- _What you have to do_
Repeat each record exactly. Any picture gets left out.

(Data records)

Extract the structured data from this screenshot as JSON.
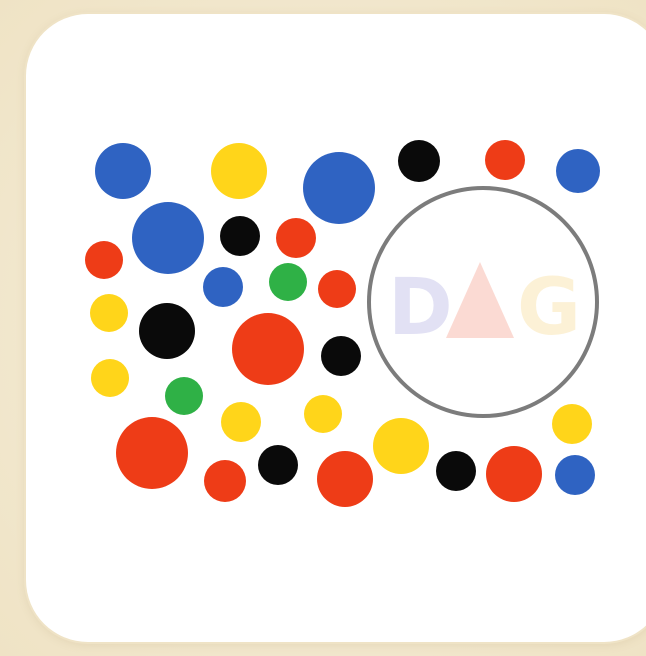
{
  "game": {
    "mode": "spot-the-dots",
    "colors": {
      "blue": "#2f63c2",
      "yellow": "#ffd51a",
      "black": "#0a0a0a",
      "red": "#ee3c17",
      "green": "#2fb146",
      "ring": "#7c7c7c",
      "card": "#ffffff",
      "background": "#f3ead2"
    },
    "watermark": {
      "text": "DAG"
    }
  }
}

- _The output_
Extract the structured data from this screenshot as JSON.
{
  "game": {
    "mode": "spot-the-dots",
    "colors": {
      "blue": "#2f63c2",
      "yellow": "#ffd51a",
      "black": "#0a0a0a",
      "red": "#ee3c17",
      "green": "#2fb146",
      "ring": "#7c7c7c",
      "card": "#ffffff",
      "background": "#f3ead2"
    },
    "watermark": {
      "text": "DAG"
    }
  }
}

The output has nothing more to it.